_Problem details_: Reproduce the material below line for line, with nothing added, dropped, or altered.

_Data to use_:
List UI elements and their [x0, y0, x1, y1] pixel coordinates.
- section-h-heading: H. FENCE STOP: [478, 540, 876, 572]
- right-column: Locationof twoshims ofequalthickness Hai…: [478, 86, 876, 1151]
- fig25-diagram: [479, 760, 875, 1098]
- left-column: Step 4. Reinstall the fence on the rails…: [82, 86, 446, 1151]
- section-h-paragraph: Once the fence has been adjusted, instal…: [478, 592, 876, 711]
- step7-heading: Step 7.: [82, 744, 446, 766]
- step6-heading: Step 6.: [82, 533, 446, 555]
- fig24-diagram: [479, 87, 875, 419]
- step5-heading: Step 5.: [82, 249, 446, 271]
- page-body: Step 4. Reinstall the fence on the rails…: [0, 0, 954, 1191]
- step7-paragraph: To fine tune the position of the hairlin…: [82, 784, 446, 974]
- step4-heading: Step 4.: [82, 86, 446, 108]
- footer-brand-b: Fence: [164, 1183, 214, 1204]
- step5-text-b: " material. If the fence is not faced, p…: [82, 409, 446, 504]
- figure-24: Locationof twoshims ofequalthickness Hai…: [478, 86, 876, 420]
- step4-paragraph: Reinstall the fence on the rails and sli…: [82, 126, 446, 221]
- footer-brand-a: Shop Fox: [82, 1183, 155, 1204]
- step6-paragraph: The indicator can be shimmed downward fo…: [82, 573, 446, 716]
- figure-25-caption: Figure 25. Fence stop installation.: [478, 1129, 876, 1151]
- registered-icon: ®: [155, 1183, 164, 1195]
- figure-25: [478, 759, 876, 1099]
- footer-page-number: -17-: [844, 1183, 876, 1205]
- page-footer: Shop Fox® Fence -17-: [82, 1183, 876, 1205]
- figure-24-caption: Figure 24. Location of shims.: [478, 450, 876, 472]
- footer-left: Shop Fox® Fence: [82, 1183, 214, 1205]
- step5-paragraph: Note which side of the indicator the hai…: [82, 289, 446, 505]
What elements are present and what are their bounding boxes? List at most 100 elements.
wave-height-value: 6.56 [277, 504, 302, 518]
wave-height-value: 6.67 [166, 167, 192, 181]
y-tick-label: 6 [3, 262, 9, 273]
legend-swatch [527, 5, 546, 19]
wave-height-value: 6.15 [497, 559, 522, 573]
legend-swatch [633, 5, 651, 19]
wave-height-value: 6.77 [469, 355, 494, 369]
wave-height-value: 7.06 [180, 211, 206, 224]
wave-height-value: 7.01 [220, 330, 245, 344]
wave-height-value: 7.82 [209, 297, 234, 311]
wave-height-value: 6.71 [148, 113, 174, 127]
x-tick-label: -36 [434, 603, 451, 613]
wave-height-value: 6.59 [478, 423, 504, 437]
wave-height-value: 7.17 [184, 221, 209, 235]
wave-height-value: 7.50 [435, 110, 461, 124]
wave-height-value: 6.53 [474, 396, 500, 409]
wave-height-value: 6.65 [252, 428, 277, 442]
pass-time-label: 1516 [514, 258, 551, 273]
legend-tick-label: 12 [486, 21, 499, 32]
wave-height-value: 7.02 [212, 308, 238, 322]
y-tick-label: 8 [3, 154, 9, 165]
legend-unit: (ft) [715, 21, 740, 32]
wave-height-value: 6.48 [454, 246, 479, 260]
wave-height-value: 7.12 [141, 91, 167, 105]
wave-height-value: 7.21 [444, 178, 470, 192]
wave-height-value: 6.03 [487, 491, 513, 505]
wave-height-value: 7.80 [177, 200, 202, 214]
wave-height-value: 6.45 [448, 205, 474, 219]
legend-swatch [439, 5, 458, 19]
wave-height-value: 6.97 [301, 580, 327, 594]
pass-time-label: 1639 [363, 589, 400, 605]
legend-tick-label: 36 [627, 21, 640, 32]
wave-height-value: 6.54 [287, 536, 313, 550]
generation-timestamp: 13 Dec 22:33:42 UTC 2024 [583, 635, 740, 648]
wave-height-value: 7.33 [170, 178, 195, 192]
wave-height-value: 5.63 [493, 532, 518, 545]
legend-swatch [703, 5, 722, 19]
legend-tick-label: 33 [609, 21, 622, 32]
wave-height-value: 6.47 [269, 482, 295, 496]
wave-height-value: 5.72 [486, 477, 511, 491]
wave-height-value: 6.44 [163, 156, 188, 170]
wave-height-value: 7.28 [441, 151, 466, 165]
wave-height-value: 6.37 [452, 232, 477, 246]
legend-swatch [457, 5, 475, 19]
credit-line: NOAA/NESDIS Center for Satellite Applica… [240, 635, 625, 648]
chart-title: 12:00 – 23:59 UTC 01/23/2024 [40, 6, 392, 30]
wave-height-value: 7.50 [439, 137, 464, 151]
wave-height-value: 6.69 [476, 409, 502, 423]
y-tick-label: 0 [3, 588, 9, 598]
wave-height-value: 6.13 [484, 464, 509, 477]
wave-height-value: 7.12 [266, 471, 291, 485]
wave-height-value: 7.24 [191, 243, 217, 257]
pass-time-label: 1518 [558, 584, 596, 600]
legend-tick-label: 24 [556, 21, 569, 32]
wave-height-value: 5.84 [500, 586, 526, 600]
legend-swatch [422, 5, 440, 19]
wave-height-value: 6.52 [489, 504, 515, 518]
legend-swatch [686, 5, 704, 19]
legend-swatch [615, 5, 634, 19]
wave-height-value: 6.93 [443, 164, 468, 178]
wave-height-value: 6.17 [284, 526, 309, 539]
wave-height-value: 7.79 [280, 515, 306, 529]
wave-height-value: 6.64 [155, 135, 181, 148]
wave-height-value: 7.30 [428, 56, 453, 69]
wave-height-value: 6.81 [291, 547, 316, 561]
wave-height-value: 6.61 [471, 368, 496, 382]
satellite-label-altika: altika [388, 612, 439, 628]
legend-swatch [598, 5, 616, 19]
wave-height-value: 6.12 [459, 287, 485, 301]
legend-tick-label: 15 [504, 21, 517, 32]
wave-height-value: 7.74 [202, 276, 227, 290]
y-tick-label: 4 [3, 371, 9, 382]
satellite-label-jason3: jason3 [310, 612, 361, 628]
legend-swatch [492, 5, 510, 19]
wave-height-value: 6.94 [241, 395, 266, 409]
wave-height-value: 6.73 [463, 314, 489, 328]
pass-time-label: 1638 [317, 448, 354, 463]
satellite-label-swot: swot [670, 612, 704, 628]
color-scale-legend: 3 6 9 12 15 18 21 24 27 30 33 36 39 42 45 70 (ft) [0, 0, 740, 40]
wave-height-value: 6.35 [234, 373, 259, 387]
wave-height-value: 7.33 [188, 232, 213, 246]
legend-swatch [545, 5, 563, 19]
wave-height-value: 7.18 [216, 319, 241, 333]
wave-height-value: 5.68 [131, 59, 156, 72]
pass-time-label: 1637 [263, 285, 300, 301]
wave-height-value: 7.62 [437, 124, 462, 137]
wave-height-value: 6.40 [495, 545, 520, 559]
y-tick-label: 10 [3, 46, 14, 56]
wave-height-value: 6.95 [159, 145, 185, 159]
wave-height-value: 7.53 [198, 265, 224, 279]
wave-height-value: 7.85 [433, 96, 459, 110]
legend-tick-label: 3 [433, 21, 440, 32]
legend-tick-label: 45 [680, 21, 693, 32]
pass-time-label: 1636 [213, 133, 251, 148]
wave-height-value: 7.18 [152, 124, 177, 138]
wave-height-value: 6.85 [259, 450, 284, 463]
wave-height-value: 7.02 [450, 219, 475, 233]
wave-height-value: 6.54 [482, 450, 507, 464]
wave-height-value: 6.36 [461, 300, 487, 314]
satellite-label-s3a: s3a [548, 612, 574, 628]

_Task answer_:
List UI elements and their [x0, y0, x1, y1] pixel coordinates.
- section-h-heading: H. FENCE STOP: [478, 540, 876, 572]
- right-column: Locationof twoshims ofequalthickness Hai…: [478, 86, 876, 1151]
- fig25-diagram: [479, 760, 875, 1098]
- left-column: Step 4. Reinstall the fence on the rails…: [82, 86, 446, 1151]
- section-h-paragraph: Once the fence has been adjusted, instal…: [478, 592, 876, 711]
- step7-heading: Step 7.: [82, 744, 446, 766]
- step6-heading: Step 6.: [82, 533, 446, 555]
- fig24-diagram: [479, 87, 875, 419]
- step5-heading: Step 5.: [82, 249, 446, 271]
- page-body: Step 4. Reinstall the fence on the rails…: [0, 0, 954, 1191]
- step7-paragraph: To fine tune the position of the hairlin…: [82, 784, 446, 974]
- step4-heading: Step 4.: [82, 86, 446, 108]
- footer-brand-b: Fence: [164, 1183, 214, 1204]
- step5-text-b: " material. If the fence is not faced, p…: [82, 409, 446, 504]
- figure-24: Locationof twoshims ofequalthickness Hai…: [478, 86, 876, 420]
- step4-paragraph: Reinstall the fence on the rails and sli…: [82, 126, 446, 221]
- footer-brand-a: Shop Fox: [82, 1183, 155, 1204]
- step6-paragraph: The indicator can be shimmed downward fo…: [82, 573, 446, 716]
- figure-25-caption: Figure 25. Fence stop installation.: [478, 1129, 876, 1151]
- registered-icon: ®: [155, 1183, 164, 1195]
- figure-25: [478, 759, 876, 1099]
- footer-page-number: -17-: [844, 1183, 876, 1205]
- page-footer: Shop Fox® Fence -17-: [82, 1183, 876, 1205]
- figure-24-caption: Figure 24. Location of shims.: [478, 450, 876, 472]
- footer-left: Shop Fox® Fence: [82, 1183, 214, 1205]
- step5-paragraph: Note which side of the indicator the hai…: [82, 289, 446, 505]
What elements are present and what are their bounding boxes? List at most 100 elements.
wave-height-value: 6.56 [277, 504, 302, 518]
wave-height-value: 6.67 [166, 167, 192, 181]
y-tick-label: 6 [3, 262, 9, 273]
legend-swatch [527, 5, 546, 19]
wave-height-value: 6.15 [497, 559, 522, 573]
legend-swatch [633, 5, 651, 19]
wave-height-value: 6.77 [469, 355, 494, 369]
wave-height-value: 7.06 [180, 211, 206, 224]
wave-height-value: 7.01 [220, 330, 245, 344]
wave-height-value: 7.82 [209, 297, 234, 311]
wave-height-value: 6.71 [148, 113, 174, 127]
x-tick-label: -36 [434, 603, 451, 613]
wave-height-value: 6.59 [478, 423, 504, 437]
wave-height-value: 7.17 [184, 221, 209, 235]
wave-height-value: 7.50 [435, 110, 461, 124]
wave-height-value: 6.53 [474, 396, 500, 409]
wave-height-value: 6.65 [252, 428, 277, 442]
pass-time-label: 1516 [514, 258, 551, 273]
legend-tick-label: 12 [486, 21, 499, 32]
wave-height-value: 7.02 [212, 308, 238, 322]
y-tick-label: 8 [3, 154, 9, 165]
legend-unit: (ft) [715, 21, 740, 32]
wave-height-value: 6.48 [454, 246, 479, 260]
wave-height-value: 7.12 [141, 91, 167, 105]
wave-height-value: 7.21 [444, 178, 470, 192]
wave-height-value: 6.03 [487, 491, 513, 505]
wave-height-value: 7.80 [177, 200, 202, 214]
wave-height-value: 6.45 [448, 205, 474, 219]
legend-swatch [439, 5, 458, 19]
wave-height-value: 6.97 [301, 580, 327, 594]
pass-time-label: 1639 [363, 589, 400, 605]
legend-tick-label: 36 [627, 21, 640, 32]
wave-height-value: 6.54 [287, 536, 313, 550]
generation-timestamp: 13 Dec 22:33:42 UTC 2024 [583, 635, 740, 648]
wave-height-value: 7.33 [170, 178, 195, 192]
wave-height-value: 5.63 [493, 532, 518, 545]
legend-swatch [703, 5, 722, 19]
legend-tick-label: 33 [609, 21, 622, 32]
wave-height-value: 6.47 [269, 482, 295, 496]
wave-height-value: 5.72 [486, 477, 511, 491]
wave-height-value: 6.44 [163, 156, 188, 170]
wave-height-value: 7.28 [441, 151, 466, 165]
wave-height-value: 6.37 [452, 232, 477, 246]
legend-swatch [457, 5, 475, 19]
credit-line: NOAA/NESDIS Center for Satellite Applica… [240, 635, 625, 648]
chart-title: 12:00 – 23:59 UTC 01/23/2024 [40, 6, 392, 30]
wave-height-value: 7.50 [439, 137, 464, 151]
wave-height-value: 6.69 [476, 409, 502, 423]
y-tick-label: 0 [3, 588, 9, 598]
wave-height-value: 6.13 [484, 464, 509, 477]
wave-height-value: 7.12 [266, 471, 291, 485]
wave-height-value: 7.24 [191, 243, 217, 257]
pass-time-label: 1518 [558, 584, 596, 600]
legend-tick-label: 24 [556, 21, 569, 32]
wave-height-value: 5.84 [500, 586, 526, 600]
legend-swatch [422, 5, 440, 19]
wave-height-value: 6.52 [489, 504, 515, 518]
legend-swatch [686, 5, 704, 19]
legend-swatch [615, 5, 634, 19]
wave-height-value: 6.93 [443, 164, 468, 178]
wave-height-value: 6.17 [284, 526, 309, 539]
wave-height-value: 7.79 [280, 515, 306, 529]
wave-height-value: 6.64 [155, 135, 181, 148]
wave-height-value: 7.30 [428, 56, 453, 69]
wave-height-value: 6.81 [291, 547, 316, 561]
wave-height-value: 6.61 [471, 368, 496, 382]
satellite-label-altika: altika [388, 612, 439, 628]
legend-swatch [598, 5, 616, 19]
wave-height-value: 6.12 [459, 287, 485, 301]
legend-tick-label: 15 [504, 21, 517, 32]
wave-height-value: 7.74 [202, 276, 227, 290]
y-tick-label: 4 [3, 371, 9, 382]
satellite-label-jason3: jason3 [310, 612, 361, 628]
legend-swatch [492, 5, 510, 19]
wave-height-value: 6.94 [241, 395, 266, 409]
wave-height-value: 6.73 [463, 314, 489, 328]
pass-time-label: 1638 [317, 448, 354, 463]
satellite-label-swot: swot [670, 612, 704, 628]
color-scale-legend: 3 6 9 12 15 18 21 24 27 30 33 36 39 42 45 70 (ft) [0, 0, 740, 40]
wave-height-value: 6.35 [234, 373, 259, 387]
wave-height-value: 7.33 [188, 232, 213, 246]
legend-swatch [545, 5, 563, 19]
wave-height-value: 7.18 [216, 319, 241, 333]
wave-height-value: 5.68 [131, 59, 156, 72]
pass-time-label: 1637 [263, 285, 300, 301]
wave-height-value: 7.62 [437, 124, 462, 137]
wave-height-value: 6.40 [495, 545, 520, 559]
y-tick-label: 10 [3, 46, 14, 56]
wave-height-value: 6.95 [159, 145, 185, 159]
wave-height-value: 7.53 [198, 265, 224, 279]
wave-height-value: 7.85 [433, 96, 459, 110]
legend-tick-label: 3 [433, 21, 440, 32]
legend-tick-label: 45 [680, 21, 693, 32]
pass-time-label: 1636 [213, 133, 251, 148]
wave-height-value: 7.18 [152, 124, 177, 138]
wave-height-value: 6.85 [259, 450, 284, 463]
wave-height-value: 7.02 [450, 219, 475, 233]
wave-height-value: 6.54 [482, 450, 507, 464]
wave-height-value: 6.36 [461, 300, 487, 314]
satellite-label-s3a: s3a [548, 612, 574, 628]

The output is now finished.